* **TASK PROMPT**:
Return all of the data exactly, with nothing left out but the pictures.

* **RECORDS SUPPLIED**:
▼▼▼

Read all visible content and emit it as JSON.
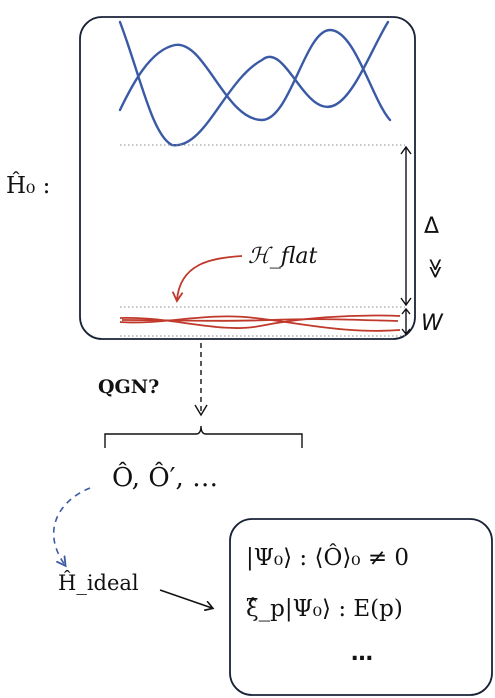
{
  "hamiltonian_label": "Ĥ₀ :",
  "flat_band_label": "ℋ_flat",
  "gap_label": "Δ",
  "much_greater_symbol": "≫",
  "bandwidth_label": "W",
  "arrow_question": "QGN?",
  "operators_label": "Ô,  Ô′,  …",
  "ideal_hamiltonian_label": "Ĥ_ideal",
  "result_lines": [
    "|Ψ₀⟩ : ⟨Ô⟩₀ ≠ 0",
    "ξ̂_p|Ψ₀⟩ : E(p)",
    "…"
  ],
  "colors": {
    "dispersive_band": "#3a5aa6",
    "flat_band": "#c0392b",
    "outline": "#1a2238",
    "dotted_line": "#888888"
  }
}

▲▲▲

* **THE OUTPUT**:
Read all visible content and emit it as JSON.
{
  "hamiltonian_label": "Ĥ₀ :",
  "flat_band_label": "ℋ_flat",
  "gap_label": "Δ",
  "much_greater_symbol": "≫",
  "bandwidth_label": "W",
  "arrow_question": "QGN?",
  "operators_label": "Ô,  Ô′,  …",
  "ideal_hamiltonian_label": "Ĥ_ideal",
  "result_lines": [
    "|Ψ₀⟩ : ⟨Ô⟩₀ ≠ 0",
    "ξ̂_p|Ψ₀⟩ : E(p)",
    "…"
  ],
  "colors": {
    "dispersive_band": "#3a5aa6",
    "flat_band": "#c0392b",
    "outline": "#1a2238",
    "dotted_line": "#888888"
  }
}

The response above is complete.